**Task instructions**
Reproduce the listing word for word. Skip any image.

[Data extracted from a collection]
= = =
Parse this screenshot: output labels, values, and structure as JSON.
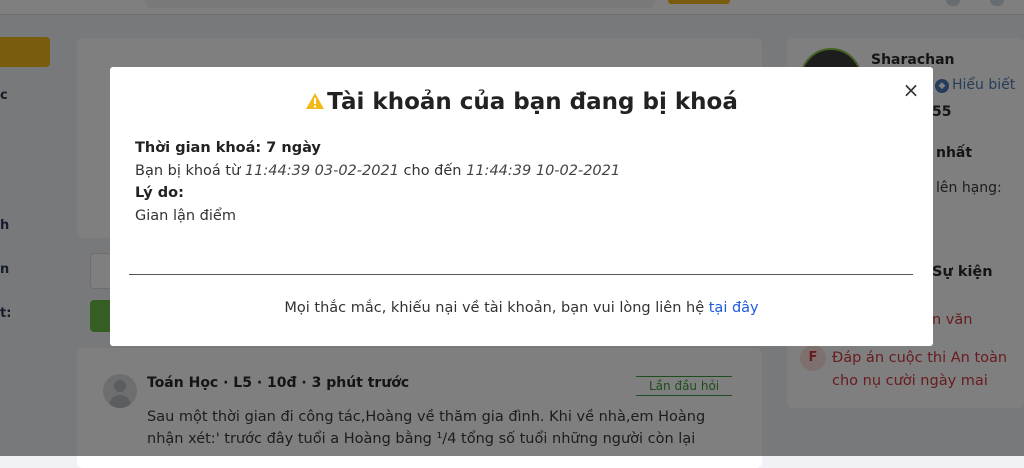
{
  "background": {
    "sidebar_fragments": [
      "c",
      "h",
      "n",
      "t:"
    ],
    "right_panel": {
      "name": "Sharachan",
      "badge": "Hiểu biết",
      "points": "55",
      "rank_heading": "nhất",
      "rank_text": "lên hạng:",
      "events_heading": "Sự kiện",
      "event_item_1": "n văn",
      "event_item_2_line1": "Đáp án cuộc thi An toàn",
      "event_item_2_line2": "cho nụ cười ngày mai"
    },
    "post": {
      "meta": "Toán Học · L5 · 10đ · 3 phút trước",
      "tag": "Lần đầu hỏi",
      "line1": "Sau một thời gian đi công tác,Hoàng về thăm gia đình. Khi về nhà,em Hoàng",
      "line2": "nhận xét:' trước đây tuổi a Hoàng bằng ¹/4 tổng số tuổi những người còn lại"
    }
  },
  "modal": {
    "title": "Tài khoản của bạn đang bị khoá",
    "lock_duration_label": "Thời gian khoá: 7 ngày",
    "locked_from_prefix": "Bạn bị khoá từ",
    "locked_from": "11:44:39 03-02-2021",
    "locked_until_prefix": "cho đến",
    "locked_until": "11:44:39 10-02-2021",
    "reason_label": "Lý do:",
    "reason": "Gian lận điểm",
    "footer_text": "Mọi thắc mắc, khiếu nại về tài khoản, bạn vui lòng liên hệ",
    "footer_link": "tại đây",
    "close_symbol": "×"
  },
  "icons": {
    "warning": "warning-icon",
    "close": "close-icon",
    "shield": "shield-icon",
    "flag": "flag-icon"
  },
  "colors": {
    "overlay": "#000000",
    "warning": "#f3b81a",
    "link": "#1e5be0",
    "accent_yellow": "#f3b81a",
    "green": "#6dba49",
    "event_red": "#d0393e"
  }
}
= = =
**Correct output**
Parse this screenshot: output labels, values, and structure as JSON.
{
  "background": {
    "sidebar_fragments": [
      "c",
      "h",
      "n",
      "t:"
    ],
    "right_panel": {
      "name": "Sharachan",
      "badge": "Hiểu biết",
      "points": "55",
      "rank_heading": "nhất",
      "rank_text": "lên hạng:",
      "events_heading": "Sự kiện",
      "event_item_1": "n văn",
      "event_item_2_line1": "Đáp án cuộc thi An toàn",
      "event_item_2_line2": "cho nụ cười ngày mai"
    },
    "post": {
      "meta": "Toán Học · L5 · 10đ · 3 phút trước",
      "tag": "Lần đầu hỏi",
      "line1": "Sau một thời gian đi công tác,Hoàng về thăm gia đình. Khi về nhà,em Hoàng",
      "line2": "nhận xét:' trước đây tuổi a Hoàng bằng ¹/4 tổng số tuổi những người còn lại"
    }
  },
  "modal": {
    "title": "Tài khoản của bạn đang bị khoá",
    "lock_duration_label": "Thời gian khoá: 7 ngày",
    "locked_from_prefix": "Bạn bị khoá từ",
    "locked_from": "11:44:39 03-02-2021",
    "locked_until_prefix": "cho đến",
    "locked_until": "11:44:39 10-02-2021",
    "reason_label": "Lý do:",
    "reason": "Gian lận điểm",
    "footer_text": "Mọi thắc mắc, khiếu nại về tài khoản, bạn vui lòng liên hệ",
    "footer_link": "tại đây",
    "close_symbol": "×"
  },
  "icons": {
    "warning": "warning-icon",
    "close": "close-icon",
    "shield": "shield-icon",
    "flag": "flag-icon"
  },
  "colors": {
    "overlay": "#000000",
    "warning": "#f3b81a",
    "link": "#1e5be0",
    "accent_yellow": "#f3b81a",
    "green": "#6dba49",
    "event_red": "#d0393e"
  }
}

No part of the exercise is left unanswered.